**STATED GOAL**
Omit any picture, and return the remaining data exactly as written.

Data tied to figure images
####

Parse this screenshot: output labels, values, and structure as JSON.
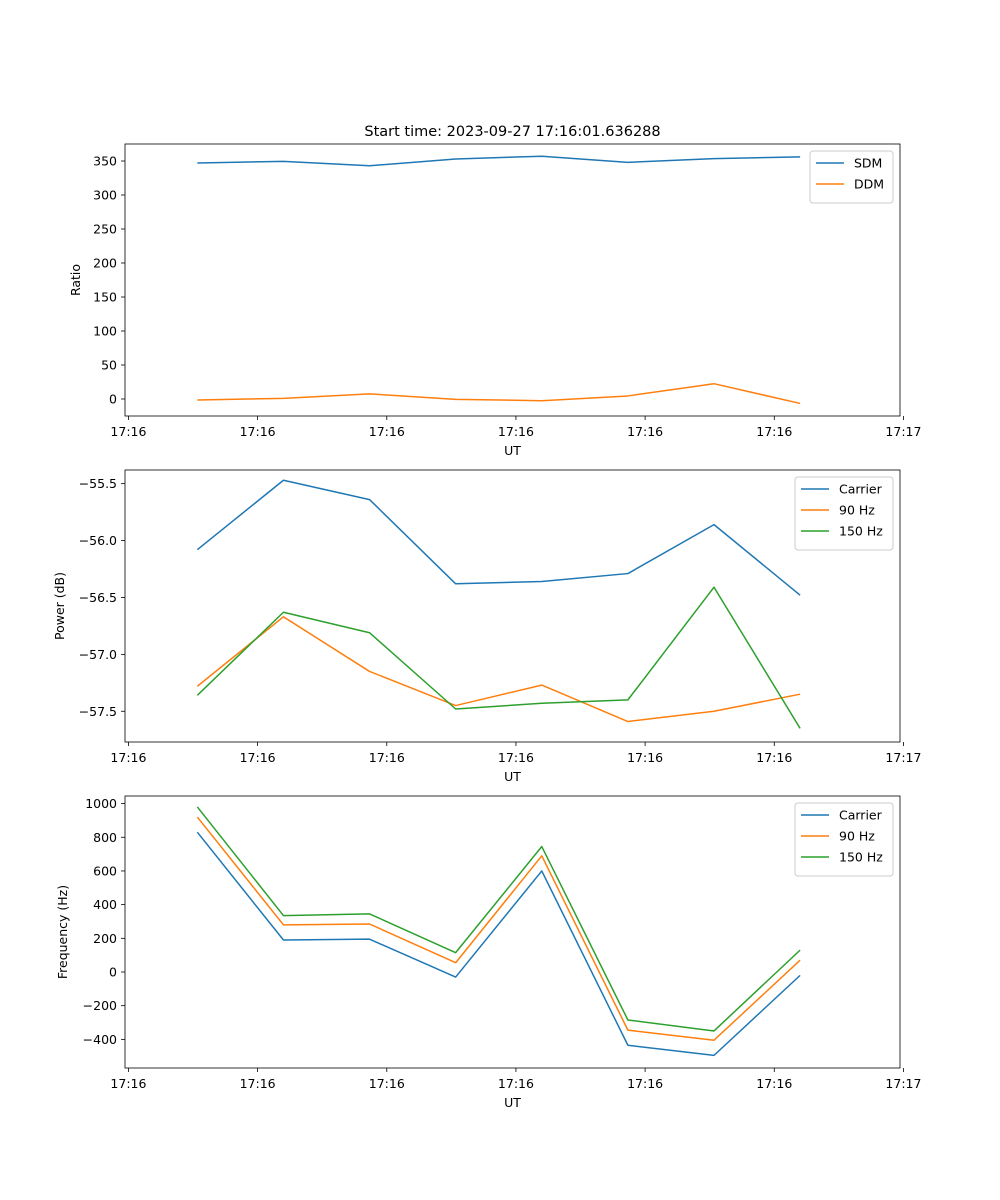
{
  "figure": {
    "title": "Start time: 2023-09-27 17:16:01.636288"
  },
  "colors": {
    "blue": "#1f77b4",
    "orange": "#ff7f0e",
    "green": "#2ca02c"
  },
  "chart_data": [
    {
      "type": "line",
      "title": "Start time: 2023-09-27 17:16:01.636288",
      "xlabel": "UT",
      "ylabel": "Ratio",
      "x": [
        1,
        2,
        3,
        4,
        5,
        6,
        7,
        8
      ],
      "xlim": [
        0.16,
        9.16
      ],
      "xticks": [
        0.2,
        1.7,
        3.2,
        4.7,
        6.2,
        7.7,
        9.2
      ],
      "xtick_labels": [
        "17:16",
        "17:16",
        "17:16",
        "17:16",
        "17:16",
        "17:16",
        "17:17"
      ],
      "ylim": [
        -25,
        375
      ],
      "yticks": [
        0,
        50,
        100,
        150,
        200,
        250,
        300,
        350
      ],
      "legend": "top-right",
      "series": [
        {
          "name": "SDM",
          "color": "#1f77b4",
          "values": [
            347,
            349.5,
            343,
            353,
            357,
            348,
            353.5,
            356
          ]
        },
        {
          "name": "DDM",
          "color": "#ff7f0e",
          "values": [
            -1.5,
            1,
            7.5,
            -0.5,
            -2.5,
            4.5,
            22.5,
            -6.5
          ]
        }
      ]
    },
    {
      "type": "line",
      "title": "",
      "xlabel": "UT",
      "ylabel": "Power (dB)",
      "x": [
        1,
        2,
        3,
        4,
        5,
        6,
        7,
        8
      ],
      "xlim": [
        0.16,
        9.16
      ],
      "xticks": [
        0.2,
        1.7,
        3.2,
        4.7,
        6.2,
        7.7,
        9.2
      ],
      "xtick_labels": [
        "17:16",
        "17:16",
        "17:16",
        "17:16",
        "17:16",
        "17:16",
        "17:17"
      ],
      "ylim": [
        -57.77,
        -55.38
      ],
      "yticks": [
        -57.5,
        -57.0,
        -56.5,
        -56.0,
        -55.5
      ],
      "ytick_labels": [
        "−57.5",
        "−57.0",
        "−56.5",
        "−56.0",
        "−55.5"
      ],
      "legend": "top-right",
      "series": [
        {
          "name": "Carrier",
          "color": "#1f77b4",
          "values": [
            -56.08,
            -55.47,
            -55.64,
            -56.38,
            -56.36,
            -56.29,
            -55.86,
            -56.48
          ]
        },
        {
          "name": "90 Hz",
          "color": "#ff7f0e",
          "values": [
            -57.28,
            -56.67,
            -57.15,
            -57.45,
            -57.27,
            -57.59,
            -57.5,
            -57.35
          ]
        },
        {
          "name": "150 Hz",
          "color": "#2ca02c",
          "values": [
            -57.36,
            -56.63,
            -56.81,
            -57.48,
            -57.43,
            -57.4,
            -56.41,
            -57.65
          ]
        }
      ]
    },
    {
      "type": "line",
      "title": "",
      "xlabel": "UT",
      "ylabel": "Frequency (Hz)",
      "x": [
        1,
        2,
        3,
        4,
        5,
        6,
        7,
        8
      ],
      "xlim": [
        0.16,
        9.16
      ],
      "xticks": [
        0.2,
        1.7,
        3.2,
        4.7,
        6.2,
        7.7,
        9.2
      ],
      "xtick_labels": [
        "17:16",
        "17:16",
        "17:16",
        "17:16",
        "17:16",
        "17:16",
        "17:17"
      ],
      "ylim": [
        -570,
        1045
      ],
      "yticks": [
        -400,
        -200,
        0,
        200,
        400,
        600,
        800,
        1000
      ],
      "ytick_labels": [
        "−400",
        "−200",
        "0",
        "200",
        "400",
        "600",
        "800",
        "1000"
      ],
      "legend": "top-right",
      "series": [
        {
          "name": "Carrier",
          "color": "#1f77b4",
          "values": [
            830,
            190,
            195,
            -30,
            600,
            -435,
            -495,
            -20
          ]
        },
        {
          "name": "90 Hz",
          "color": "#ff7f0e",
          "values": [
            920,
            280,
            285,
            55,
            690,
            -345,
            -405,
            70
          ]
        },
        {
          "name": "150 Hz",
          "color": "#2ca02c",
          "values": [
            980,
            335,
            345,
            115,
            745,
            -285,
            -350,
            130
          ]
        }
      ]
    }
  ]
}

####

**RESULT OF THIS TASK**
Parse this screenshot: output labels, values, and structure as JSON.
{
  "figure": {
    "title": "Start time: 2023-09-27 17:16:01.636288"
  },
  "colors": {
    "blue": "#1f77b4",
    "orange": "#ff7f0e",
    "green": "#2ca02c"
  },
  "chart_data": [
    {
      "type": "line",
      "title": "Start time: 2023-09-27 17:16:01.636288",
      "xlabel": "UT",
      "ylabel": "Ratio",
      "x": [
        1,
        2,
        3,
        4,
        5,
        6,
        7,
        8
      ],
      "xlim": [
        0.16,
        9.16
      ],
      "xticks": [
        0.2,
        1.7,
        3.2,
        4.7,
        6.2,
        7.7,
        9.2
      ],
      "xtick_labels": [
        "17:16",
        "17:16",
        "17:16",
        "17:16",
        "17:16",
        "17:16",
        "17:17"
      ],
      "ylim": [
        -25,
        375
      ],
      "yticks": [
        0,
        50,
        100,
        150,
        200,
        250,
        300,
        350
      ],
      "legend": "top-right",
      "series": [
        {
          "name": "SDM",
          "color": "#1f77b4",
          "values": [
            347,
            349.5,
            343,
            353,
            357,
            348,
            353.5,
            356
          ]
        },
        {
          "name": "DDM",
          "color": "#ff7f0e",
          "values": [
            -1.5,
            1,
            7.5,
            -0.5,
            -2.5,
            4.5,
            22.5,
            -6.5
          ]
        }
      ]
    },
    {
      "type": "line",
      "title": "",
      "xlabel": "UT",
      "ylabel": "Power (dB)",
      "x": [
        1,
        2,
        3,
        4,
        5,
        6,
        7,
        8
      ],
      "xlim": [
        0.16,
        9.16
      ],
      "xticks": [
        0.2,
        1.7,
        3.2,
        4.7,
        6.2,
        7.7,
        9.2
      ],
      "xtick_labels": [
        "17:16",
        "17:16",
        "17:16",
        "17:16",
        "17:16",
        "17:16",
        "17:17"
      ],
      "ylim": [
        -57.77,
        -55.38
      ],
      "yticks": [
        -57.5,
        -57.0,
        -56.5,
        -56.0,
        -55.5
      ],
      "ytick_labels": [
        "−57.5",
        "−57.0",
        "−56.5",
        "−56.0",
        "−55.5"
      ],
      "legend": "top-right",
      "series": [
        {
          "name": "Carrier",
          "color": "#1f77b4",
          "values": [
            -56.08,
            -55.47,
            -55.64,
            -56.38,
            -56.36,
            -56.29,
            -55.86,
            -56.48
          ]
        },
        {
          "name": "90 Hz",
          "color": "#ff7f0e",
          "values": [
            -57.28,
            -56.67,
            -57.15,
            -57.45,
            -57.27,
            -57.59,
            -57.5,
            -57.35
          ]
        },
        {
          "name": "150 Hz",
          "color": "#2ca02c",
          "values": [
            -57.36,
            -56.63,
            -56.81,
            -57.48,
            -57.43,
            -57.4,
            -56.41,
            -57.65
          ]
        }
      ]
    },
    {
      "type": "line",
      "title": "",
      "xlabel": "UT",
      "ylabel": "Frequency (Hz)",
      "x": [
        1,
        2,
        3,
        4,
        5,
        6,
        7,
        8
      ],
      "xlim": [
        0.16,
        9.16
      ],
      "xticks": [
        0.2,
        1.7,
        3.2,
        4.7,
        6.2,
        7.7,
        9.2
      ],
      "xtick_labels": [
        "17:16",
        "17:16",
        "17:16",
        "17:16",
        "17:16",
        "17:16",
        "17:17"
      ],
      "ylim": [
        -570,
        1045
      ],
      "yticks": [
        -400,
        -200,
        0,
        200,
        400,
        600,
        800,
        1000
      ],
      "ytick_labels": [
        "−400",
        "−200",
        "0",
        "200",
        "400",
        "600",
        "800",
        "1000"
      ],
      "legend": "top-right",
      "series": [
        {
          "name": "Carrier",
          "color": "#1f77b4",
          "values": [
            830,
            190,
            195,
            -30,
            600,
            -435,
            -495,
            -20
          ]
        },
        {
          "name": "90 Hz",
          "color": "#ff7f0e",
          "values": [
            920,
            280,
            285,
            55,
            690,
            -345,
            -405,
            70
          ]
        },
        {
          "name": "150 Hz",
          "color": "#2ca02c",
          "values": [
            980,
            335,
            345,
            115,
            745,
            -285,
            -350,
            130
          ]
        }
      ]
    }
  ]
}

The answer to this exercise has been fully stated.